■ **Your goal**
All of the data that follows should be retyped exactly, please, except the pictures.

■ **Provided data**
* * *

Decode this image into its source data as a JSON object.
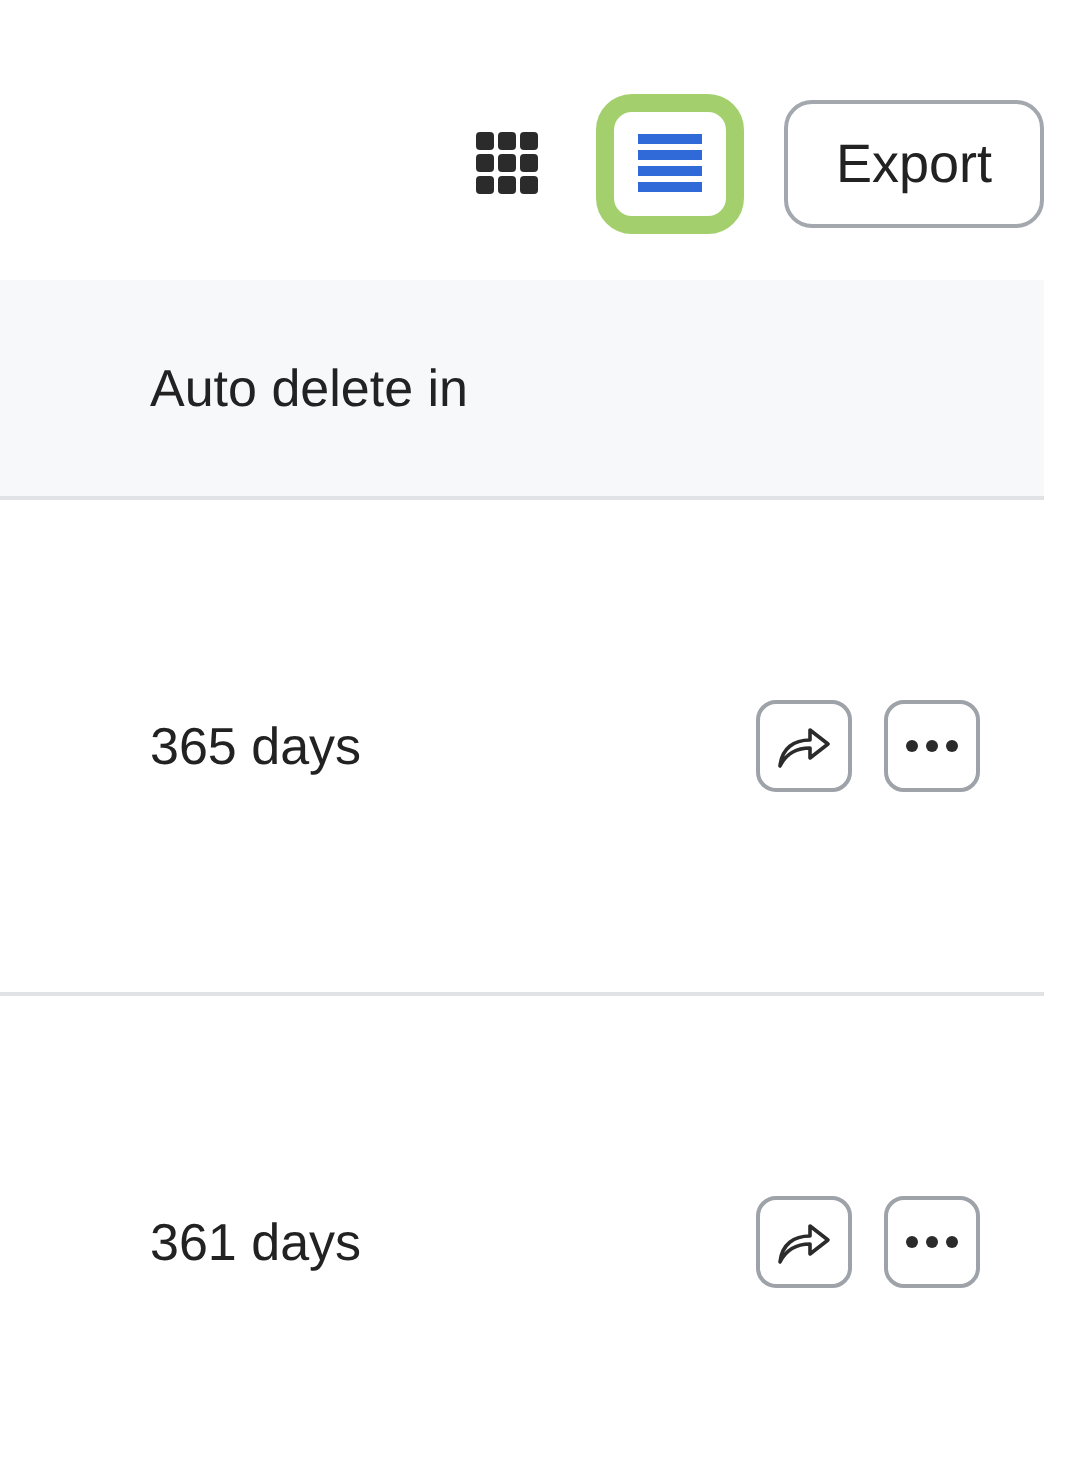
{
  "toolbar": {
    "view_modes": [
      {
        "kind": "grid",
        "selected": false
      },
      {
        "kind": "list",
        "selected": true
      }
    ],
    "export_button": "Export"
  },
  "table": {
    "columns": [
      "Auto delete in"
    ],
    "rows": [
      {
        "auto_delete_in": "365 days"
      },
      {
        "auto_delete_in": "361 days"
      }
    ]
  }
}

* * *

■ **The solution**
Decode this image into its source data as a JSON object.
{
  "toolbar": {
    "view_modes": [
      {
        "kind": "grid",
        "selected": false
      },
      {
        "kind": "list",
        "selected": true
      }
    ],
    "export_button": "Export"
  },
  "table": {
    "columns": [
      "Auto delete in"
    ],
    "rows": [
      {
        "auto_delete_in": "365 days"
      },
      {
        "auto_delete_in": "361 days"
      }
    ]
  }
}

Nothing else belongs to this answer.